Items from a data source
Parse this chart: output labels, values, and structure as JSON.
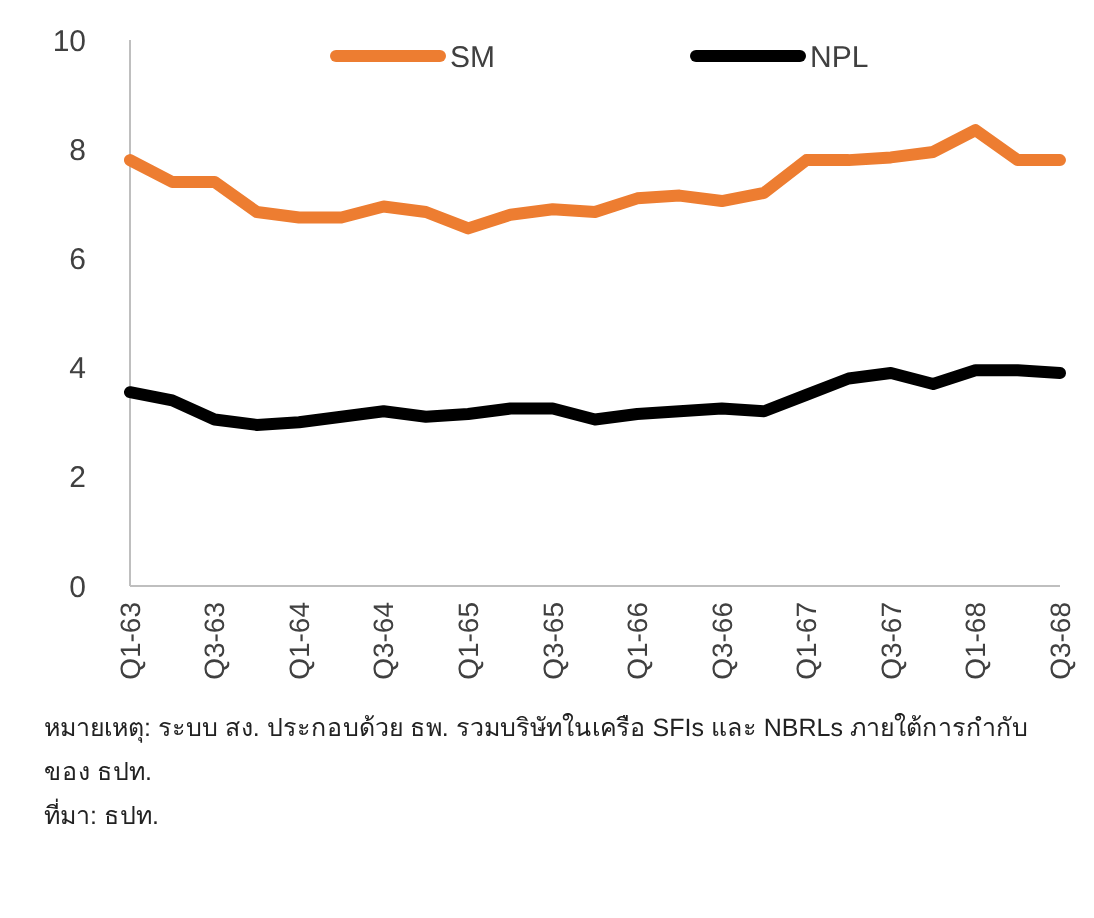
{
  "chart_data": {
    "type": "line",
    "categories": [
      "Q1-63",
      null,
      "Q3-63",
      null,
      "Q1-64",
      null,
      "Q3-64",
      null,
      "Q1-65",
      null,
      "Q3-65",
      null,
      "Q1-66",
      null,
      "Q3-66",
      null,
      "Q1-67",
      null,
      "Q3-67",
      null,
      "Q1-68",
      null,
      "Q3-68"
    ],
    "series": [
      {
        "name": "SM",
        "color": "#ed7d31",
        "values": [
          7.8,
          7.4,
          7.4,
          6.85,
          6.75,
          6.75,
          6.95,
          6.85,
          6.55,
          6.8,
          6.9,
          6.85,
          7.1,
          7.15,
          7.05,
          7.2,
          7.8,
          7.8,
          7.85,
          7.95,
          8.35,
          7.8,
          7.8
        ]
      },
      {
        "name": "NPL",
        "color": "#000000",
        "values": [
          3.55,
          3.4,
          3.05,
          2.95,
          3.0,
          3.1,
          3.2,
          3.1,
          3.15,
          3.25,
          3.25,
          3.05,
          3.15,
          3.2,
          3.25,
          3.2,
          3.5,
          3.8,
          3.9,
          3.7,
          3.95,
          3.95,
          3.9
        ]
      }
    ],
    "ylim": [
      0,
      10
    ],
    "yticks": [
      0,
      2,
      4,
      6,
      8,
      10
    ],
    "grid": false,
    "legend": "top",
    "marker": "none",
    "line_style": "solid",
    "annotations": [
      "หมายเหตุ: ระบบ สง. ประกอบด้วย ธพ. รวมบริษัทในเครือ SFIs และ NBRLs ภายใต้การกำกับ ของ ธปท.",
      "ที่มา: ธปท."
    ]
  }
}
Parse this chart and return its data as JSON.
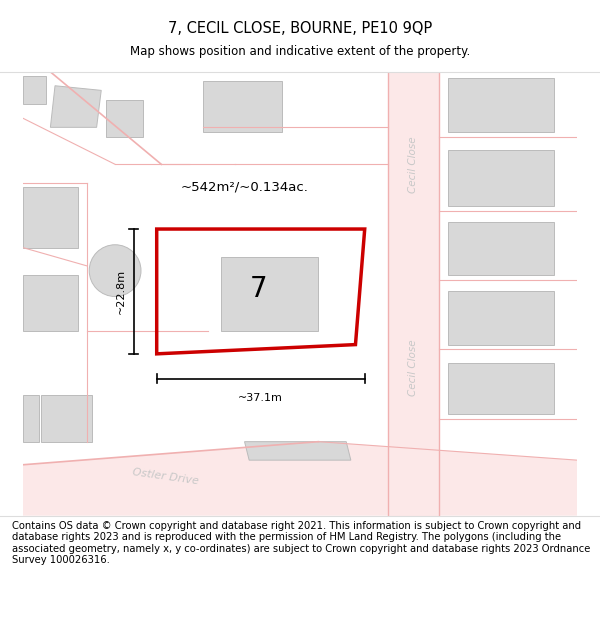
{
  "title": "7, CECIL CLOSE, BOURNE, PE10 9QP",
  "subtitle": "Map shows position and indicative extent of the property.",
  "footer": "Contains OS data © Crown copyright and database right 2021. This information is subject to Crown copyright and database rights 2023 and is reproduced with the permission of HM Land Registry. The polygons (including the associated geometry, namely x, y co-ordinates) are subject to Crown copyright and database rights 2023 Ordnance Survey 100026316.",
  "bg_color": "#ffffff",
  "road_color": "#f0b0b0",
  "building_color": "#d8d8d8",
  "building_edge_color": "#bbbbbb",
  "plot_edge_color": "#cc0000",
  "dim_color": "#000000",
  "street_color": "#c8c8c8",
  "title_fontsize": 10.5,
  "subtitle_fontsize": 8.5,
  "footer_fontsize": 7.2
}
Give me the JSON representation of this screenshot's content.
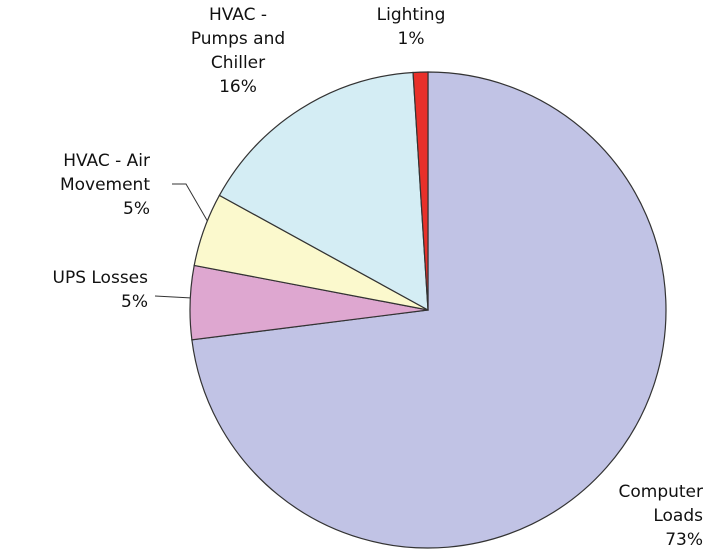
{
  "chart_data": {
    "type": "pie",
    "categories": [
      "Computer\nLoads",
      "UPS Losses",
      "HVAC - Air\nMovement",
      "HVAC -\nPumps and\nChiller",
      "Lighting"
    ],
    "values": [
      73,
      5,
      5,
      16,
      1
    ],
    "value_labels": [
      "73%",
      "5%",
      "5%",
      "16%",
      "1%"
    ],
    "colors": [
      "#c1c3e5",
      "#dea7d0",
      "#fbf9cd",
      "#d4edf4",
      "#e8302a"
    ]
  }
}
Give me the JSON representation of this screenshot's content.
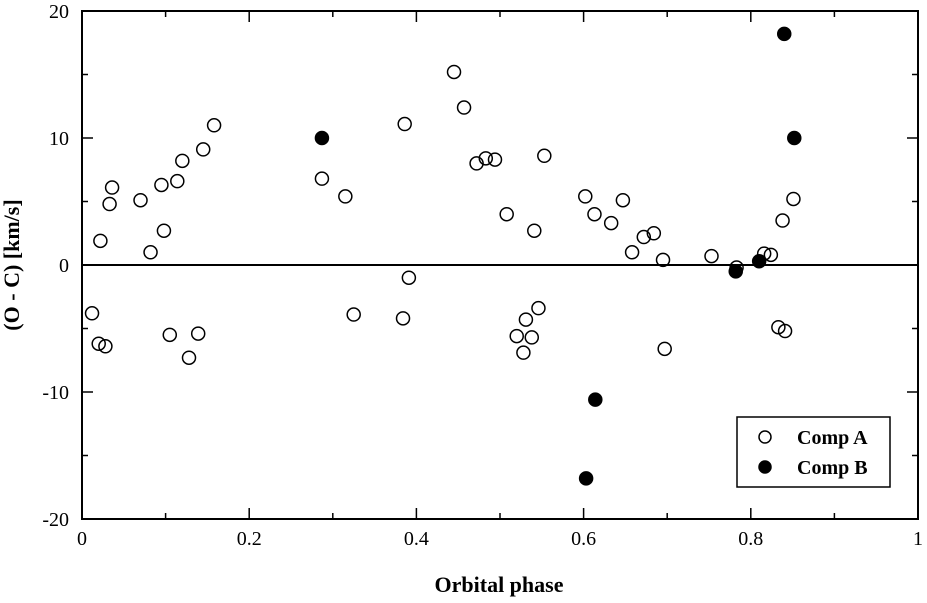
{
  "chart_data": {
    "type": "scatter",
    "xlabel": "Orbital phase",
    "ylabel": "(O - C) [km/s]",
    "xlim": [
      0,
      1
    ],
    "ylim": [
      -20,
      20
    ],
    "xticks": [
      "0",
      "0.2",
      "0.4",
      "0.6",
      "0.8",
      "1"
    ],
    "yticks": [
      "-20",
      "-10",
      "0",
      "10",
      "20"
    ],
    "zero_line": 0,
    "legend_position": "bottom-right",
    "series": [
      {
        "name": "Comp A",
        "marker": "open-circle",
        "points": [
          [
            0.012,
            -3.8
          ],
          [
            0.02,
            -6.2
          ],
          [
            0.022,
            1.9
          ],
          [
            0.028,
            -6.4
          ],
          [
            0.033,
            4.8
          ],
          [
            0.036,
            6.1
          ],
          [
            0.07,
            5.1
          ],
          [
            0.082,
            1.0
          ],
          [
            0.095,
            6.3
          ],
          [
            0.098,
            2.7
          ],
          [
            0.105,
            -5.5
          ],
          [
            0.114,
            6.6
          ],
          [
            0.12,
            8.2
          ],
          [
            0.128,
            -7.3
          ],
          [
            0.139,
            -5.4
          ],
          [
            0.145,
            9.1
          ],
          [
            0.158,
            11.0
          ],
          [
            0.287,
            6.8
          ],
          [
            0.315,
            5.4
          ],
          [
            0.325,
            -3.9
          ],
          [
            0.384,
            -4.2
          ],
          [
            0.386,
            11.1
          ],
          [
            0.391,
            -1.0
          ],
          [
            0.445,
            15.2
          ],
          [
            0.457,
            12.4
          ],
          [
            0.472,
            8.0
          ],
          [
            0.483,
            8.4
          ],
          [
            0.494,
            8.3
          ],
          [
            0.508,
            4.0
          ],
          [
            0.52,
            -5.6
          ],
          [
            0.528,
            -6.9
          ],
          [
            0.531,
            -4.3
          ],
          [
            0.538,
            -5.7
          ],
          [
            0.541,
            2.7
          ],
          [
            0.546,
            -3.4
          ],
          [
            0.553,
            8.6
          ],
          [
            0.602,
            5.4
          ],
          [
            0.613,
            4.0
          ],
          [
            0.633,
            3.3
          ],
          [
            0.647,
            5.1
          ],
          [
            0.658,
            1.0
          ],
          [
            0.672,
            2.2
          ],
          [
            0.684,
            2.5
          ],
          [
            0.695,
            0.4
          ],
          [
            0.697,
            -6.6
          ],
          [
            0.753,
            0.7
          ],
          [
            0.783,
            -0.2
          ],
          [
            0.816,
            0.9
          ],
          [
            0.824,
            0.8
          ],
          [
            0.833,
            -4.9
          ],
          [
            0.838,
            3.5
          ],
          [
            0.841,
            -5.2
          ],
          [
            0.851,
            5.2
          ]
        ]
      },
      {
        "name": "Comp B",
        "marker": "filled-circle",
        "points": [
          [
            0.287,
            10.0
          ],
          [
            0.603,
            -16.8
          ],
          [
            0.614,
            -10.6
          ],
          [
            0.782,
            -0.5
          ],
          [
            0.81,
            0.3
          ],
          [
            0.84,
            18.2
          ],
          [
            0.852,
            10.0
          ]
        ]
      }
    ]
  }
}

==

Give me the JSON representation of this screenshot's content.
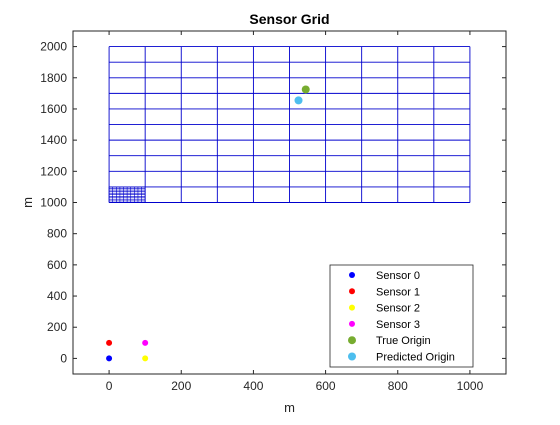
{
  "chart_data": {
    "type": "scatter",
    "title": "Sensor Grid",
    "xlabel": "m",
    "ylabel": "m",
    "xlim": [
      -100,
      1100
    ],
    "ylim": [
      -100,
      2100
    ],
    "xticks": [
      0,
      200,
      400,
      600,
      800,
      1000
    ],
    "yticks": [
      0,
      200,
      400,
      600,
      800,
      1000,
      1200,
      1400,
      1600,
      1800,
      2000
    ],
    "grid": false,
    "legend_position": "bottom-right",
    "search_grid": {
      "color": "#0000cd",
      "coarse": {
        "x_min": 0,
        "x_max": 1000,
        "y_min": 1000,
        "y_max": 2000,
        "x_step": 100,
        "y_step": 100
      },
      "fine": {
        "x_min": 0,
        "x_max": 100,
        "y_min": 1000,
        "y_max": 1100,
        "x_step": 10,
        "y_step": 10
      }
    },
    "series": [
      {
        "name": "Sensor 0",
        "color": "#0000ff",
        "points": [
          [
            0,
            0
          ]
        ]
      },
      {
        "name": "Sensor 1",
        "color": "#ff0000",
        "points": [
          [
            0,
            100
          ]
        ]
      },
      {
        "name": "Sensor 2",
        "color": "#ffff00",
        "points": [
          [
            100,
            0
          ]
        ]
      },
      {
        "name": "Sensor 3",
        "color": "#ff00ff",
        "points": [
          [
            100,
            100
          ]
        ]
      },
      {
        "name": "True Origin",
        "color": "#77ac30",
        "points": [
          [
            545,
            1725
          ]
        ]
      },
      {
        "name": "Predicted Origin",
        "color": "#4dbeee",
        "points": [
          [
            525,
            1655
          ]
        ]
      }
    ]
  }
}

--

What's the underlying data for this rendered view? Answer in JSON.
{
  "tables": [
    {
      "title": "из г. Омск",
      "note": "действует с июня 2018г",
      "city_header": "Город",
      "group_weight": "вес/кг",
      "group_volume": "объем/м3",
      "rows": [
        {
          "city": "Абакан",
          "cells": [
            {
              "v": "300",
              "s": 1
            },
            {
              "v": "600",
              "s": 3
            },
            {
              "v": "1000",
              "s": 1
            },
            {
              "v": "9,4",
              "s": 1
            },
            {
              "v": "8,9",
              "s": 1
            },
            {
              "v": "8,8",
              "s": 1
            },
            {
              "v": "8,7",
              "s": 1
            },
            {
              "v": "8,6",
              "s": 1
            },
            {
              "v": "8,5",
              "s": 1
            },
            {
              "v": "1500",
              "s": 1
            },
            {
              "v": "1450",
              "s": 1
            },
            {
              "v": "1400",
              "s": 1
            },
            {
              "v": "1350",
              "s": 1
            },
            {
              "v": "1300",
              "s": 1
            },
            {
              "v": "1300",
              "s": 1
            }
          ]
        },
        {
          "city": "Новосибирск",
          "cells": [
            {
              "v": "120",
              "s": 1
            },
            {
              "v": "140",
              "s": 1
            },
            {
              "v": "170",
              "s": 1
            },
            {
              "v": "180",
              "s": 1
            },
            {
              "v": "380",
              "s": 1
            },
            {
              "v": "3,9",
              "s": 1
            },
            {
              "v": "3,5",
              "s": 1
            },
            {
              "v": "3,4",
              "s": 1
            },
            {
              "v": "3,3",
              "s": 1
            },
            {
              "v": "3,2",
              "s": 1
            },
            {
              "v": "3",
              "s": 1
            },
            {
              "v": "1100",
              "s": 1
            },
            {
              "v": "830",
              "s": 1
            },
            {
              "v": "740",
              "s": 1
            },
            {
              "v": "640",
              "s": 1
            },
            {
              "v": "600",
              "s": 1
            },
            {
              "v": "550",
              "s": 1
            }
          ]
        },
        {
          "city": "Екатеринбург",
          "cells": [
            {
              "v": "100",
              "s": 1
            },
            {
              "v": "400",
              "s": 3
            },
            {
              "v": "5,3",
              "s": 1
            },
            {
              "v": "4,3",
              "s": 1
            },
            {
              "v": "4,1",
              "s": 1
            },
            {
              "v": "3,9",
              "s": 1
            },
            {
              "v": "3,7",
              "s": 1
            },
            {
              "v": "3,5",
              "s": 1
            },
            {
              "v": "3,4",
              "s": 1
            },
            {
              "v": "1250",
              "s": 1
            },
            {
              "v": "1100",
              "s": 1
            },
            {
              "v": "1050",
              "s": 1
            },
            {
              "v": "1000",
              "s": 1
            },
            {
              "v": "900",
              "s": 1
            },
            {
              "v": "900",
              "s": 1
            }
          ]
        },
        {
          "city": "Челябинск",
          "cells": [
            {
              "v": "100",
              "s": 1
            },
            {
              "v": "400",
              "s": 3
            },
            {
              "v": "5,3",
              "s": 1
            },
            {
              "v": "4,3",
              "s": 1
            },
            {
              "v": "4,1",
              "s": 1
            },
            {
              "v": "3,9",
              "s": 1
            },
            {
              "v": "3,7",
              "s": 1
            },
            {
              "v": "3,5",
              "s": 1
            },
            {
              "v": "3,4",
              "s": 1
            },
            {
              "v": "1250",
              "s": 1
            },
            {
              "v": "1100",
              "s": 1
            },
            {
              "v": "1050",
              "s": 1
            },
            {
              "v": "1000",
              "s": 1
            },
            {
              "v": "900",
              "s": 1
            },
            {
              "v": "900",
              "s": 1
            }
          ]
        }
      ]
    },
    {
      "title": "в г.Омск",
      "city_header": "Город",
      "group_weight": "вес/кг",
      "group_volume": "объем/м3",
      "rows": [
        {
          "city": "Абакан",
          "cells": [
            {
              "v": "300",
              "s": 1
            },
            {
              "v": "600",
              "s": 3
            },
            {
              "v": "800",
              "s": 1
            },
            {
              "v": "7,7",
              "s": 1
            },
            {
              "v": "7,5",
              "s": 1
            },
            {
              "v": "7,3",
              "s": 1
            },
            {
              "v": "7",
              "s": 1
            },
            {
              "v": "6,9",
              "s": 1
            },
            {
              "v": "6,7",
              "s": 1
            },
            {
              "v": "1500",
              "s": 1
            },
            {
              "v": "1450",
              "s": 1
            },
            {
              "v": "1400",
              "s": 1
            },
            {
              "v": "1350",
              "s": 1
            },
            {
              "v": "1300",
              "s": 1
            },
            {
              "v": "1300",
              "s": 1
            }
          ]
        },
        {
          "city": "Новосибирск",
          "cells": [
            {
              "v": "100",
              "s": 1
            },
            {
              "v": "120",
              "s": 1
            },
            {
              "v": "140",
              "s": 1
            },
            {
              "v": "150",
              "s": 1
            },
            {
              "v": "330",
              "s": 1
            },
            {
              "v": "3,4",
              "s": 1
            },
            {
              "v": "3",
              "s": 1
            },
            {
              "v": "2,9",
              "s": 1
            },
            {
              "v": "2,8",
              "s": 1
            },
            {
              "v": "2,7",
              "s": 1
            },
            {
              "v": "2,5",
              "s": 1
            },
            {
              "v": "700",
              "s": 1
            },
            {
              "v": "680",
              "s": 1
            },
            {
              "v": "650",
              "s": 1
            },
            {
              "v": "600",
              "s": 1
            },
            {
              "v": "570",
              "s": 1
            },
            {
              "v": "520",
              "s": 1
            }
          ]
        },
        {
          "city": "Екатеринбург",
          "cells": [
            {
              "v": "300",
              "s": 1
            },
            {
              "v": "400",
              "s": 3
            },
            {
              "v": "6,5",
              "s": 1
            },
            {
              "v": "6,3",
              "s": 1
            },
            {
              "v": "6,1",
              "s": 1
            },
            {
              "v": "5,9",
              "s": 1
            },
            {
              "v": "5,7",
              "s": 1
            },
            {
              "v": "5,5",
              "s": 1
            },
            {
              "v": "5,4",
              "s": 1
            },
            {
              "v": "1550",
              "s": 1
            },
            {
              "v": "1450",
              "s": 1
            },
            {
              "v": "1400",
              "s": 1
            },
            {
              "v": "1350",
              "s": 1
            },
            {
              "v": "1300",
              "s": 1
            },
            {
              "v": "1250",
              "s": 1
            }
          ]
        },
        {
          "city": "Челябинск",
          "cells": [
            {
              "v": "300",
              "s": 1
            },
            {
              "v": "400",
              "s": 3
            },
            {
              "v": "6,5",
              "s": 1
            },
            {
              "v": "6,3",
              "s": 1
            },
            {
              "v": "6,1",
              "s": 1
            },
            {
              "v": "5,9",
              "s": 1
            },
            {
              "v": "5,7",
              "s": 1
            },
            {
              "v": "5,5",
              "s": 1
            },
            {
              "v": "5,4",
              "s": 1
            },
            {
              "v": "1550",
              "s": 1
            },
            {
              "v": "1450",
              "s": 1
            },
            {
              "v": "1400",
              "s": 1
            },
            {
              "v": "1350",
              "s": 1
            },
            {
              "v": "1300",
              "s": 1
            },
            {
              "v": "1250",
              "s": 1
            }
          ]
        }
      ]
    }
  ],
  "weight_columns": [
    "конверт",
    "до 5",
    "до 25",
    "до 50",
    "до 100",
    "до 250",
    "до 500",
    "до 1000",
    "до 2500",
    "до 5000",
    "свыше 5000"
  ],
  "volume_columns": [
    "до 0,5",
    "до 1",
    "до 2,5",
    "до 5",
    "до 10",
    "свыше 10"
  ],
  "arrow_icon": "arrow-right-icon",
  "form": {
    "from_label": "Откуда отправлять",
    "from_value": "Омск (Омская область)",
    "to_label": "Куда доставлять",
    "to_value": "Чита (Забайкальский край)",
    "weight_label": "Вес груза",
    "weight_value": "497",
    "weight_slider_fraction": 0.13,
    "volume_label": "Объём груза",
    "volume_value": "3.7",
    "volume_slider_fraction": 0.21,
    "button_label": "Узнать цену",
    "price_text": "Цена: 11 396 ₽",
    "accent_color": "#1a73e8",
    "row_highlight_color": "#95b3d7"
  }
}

Work to do:
Find the word "груза" and list each line it appears in.

The result:
    "weight_label": "Вес груза",
    "volume_label": "Объём груза",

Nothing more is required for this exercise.